[Begin ENTRIES PROVIDED]

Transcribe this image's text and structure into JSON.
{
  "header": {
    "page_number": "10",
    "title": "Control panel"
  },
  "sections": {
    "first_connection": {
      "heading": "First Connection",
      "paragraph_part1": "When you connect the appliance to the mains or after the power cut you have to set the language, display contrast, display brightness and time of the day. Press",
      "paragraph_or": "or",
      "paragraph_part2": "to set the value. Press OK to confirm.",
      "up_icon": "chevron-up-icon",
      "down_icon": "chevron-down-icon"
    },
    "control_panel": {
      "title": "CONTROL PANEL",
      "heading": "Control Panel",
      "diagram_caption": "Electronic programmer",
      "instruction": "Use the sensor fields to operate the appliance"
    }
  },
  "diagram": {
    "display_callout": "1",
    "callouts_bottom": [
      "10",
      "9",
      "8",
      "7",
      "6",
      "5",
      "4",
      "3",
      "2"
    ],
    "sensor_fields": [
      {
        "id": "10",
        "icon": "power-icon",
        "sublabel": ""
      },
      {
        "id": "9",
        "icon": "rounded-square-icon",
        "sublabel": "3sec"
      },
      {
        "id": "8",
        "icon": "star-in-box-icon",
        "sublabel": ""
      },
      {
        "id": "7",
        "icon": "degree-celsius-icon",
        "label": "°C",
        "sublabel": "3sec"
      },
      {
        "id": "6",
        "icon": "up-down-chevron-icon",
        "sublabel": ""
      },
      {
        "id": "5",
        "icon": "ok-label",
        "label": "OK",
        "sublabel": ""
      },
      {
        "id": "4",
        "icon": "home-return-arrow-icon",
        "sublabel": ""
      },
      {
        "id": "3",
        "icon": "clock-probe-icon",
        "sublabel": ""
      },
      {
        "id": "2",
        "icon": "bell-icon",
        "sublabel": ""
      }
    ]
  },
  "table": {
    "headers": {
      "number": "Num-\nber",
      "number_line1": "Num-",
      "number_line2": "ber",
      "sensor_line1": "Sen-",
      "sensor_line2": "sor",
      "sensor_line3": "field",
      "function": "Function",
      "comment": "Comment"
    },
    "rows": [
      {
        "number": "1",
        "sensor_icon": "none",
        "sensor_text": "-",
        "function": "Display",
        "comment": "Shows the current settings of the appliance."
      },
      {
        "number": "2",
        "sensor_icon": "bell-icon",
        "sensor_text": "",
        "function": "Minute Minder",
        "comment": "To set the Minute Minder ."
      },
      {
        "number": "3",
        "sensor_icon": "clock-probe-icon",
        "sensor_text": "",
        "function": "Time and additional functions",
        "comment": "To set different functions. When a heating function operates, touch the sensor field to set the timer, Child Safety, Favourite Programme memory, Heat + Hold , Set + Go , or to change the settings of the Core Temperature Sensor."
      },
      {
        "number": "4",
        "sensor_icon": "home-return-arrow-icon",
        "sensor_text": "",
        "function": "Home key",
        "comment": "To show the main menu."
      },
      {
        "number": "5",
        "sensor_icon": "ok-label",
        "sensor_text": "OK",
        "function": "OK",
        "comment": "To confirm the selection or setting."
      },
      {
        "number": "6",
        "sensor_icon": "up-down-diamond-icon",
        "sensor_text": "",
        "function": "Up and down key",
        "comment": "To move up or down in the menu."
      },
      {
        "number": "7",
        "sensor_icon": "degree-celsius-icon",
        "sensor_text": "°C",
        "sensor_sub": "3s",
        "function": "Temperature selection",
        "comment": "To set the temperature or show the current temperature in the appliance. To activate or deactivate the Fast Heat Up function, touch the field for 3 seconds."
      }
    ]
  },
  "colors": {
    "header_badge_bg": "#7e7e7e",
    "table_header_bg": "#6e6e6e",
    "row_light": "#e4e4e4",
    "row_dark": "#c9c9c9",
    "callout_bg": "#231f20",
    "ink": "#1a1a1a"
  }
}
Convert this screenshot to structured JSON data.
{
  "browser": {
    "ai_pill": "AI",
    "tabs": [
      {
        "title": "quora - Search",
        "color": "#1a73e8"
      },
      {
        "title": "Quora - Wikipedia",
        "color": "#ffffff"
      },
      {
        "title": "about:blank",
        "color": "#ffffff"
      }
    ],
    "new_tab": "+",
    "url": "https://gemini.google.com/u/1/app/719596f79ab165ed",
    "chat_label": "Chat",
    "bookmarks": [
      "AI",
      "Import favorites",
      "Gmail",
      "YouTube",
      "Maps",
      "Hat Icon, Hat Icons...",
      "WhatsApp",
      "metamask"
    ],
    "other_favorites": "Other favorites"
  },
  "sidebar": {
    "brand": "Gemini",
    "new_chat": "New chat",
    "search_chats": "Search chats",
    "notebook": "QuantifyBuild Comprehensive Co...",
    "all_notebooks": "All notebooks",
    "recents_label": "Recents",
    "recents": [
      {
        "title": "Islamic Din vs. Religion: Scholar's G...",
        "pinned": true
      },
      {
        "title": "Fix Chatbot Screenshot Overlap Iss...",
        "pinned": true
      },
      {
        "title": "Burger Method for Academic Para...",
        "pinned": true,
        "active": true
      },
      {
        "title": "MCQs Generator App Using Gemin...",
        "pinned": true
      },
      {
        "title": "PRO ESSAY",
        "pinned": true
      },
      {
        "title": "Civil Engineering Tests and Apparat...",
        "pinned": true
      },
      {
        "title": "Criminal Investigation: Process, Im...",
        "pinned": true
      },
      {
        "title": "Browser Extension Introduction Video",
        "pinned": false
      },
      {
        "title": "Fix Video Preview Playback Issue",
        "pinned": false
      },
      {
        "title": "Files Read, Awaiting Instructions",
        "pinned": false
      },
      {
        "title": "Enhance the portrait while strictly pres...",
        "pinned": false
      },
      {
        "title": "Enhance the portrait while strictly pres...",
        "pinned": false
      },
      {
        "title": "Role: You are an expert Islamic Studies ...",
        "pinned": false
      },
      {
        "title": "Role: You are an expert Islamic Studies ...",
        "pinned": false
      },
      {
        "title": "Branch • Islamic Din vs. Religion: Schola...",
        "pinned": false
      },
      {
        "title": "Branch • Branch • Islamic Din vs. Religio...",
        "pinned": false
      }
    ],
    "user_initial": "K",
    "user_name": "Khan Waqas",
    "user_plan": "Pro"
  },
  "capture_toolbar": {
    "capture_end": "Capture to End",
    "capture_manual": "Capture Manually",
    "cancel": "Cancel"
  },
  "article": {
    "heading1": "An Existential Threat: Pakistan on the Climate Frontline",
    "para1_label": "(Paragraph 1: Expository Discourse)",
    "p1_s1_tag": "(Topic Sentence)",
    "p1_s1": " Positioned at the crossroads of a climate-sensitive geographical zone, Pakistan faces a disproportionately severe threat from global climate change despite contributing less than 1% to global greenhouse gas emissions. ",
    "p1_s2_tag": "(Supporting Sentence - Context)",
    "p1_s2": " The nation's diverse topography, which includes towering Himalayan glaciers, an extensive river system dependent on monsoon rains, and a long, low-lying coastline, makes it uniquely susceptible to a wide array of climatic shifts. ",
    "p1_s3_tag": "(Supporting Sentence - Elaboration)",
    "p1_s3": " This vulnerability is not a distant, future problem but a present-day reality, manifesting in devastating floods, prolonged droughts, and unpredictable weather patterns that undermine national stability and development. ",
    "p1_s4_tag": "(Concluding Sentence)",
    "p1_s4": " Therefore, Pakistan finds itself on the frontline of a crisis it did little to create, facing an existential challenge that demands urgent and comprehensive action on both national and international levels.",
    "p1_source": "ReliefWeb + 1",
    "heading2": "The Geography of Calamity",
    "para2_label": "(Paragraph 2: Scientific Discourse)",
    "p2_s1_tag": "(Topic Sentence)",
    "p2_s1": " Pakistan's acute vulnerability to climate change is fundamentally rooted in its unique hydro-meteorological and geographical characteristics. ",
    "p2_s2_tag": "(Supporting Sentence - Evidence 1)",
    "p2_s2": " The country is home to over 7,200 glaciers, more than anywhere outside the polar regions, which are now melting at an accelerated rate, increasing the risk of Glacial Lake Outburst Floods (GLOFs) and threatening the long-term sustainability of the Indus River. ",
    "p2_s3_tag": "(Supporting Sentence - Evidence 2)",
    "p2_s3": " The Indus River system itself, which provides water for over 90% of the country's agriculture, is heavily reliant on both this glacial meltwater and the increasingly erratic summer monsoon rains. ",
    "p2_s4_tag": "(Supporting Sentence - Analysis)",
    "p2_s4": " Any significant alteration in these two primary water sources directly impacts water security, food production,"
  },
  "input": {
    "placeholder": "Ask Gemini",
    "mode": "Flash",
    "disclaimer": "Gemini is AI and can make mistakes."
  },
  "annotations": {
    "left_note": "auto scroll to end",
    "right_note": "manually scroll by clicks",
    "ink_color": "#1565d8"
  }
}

[End ENTRIES PROVIDED]

[AIM OF THE EXERCISE]: Count the lines above that contain the word "Minder", and give only that number.

[WORKED ANSWER]: 2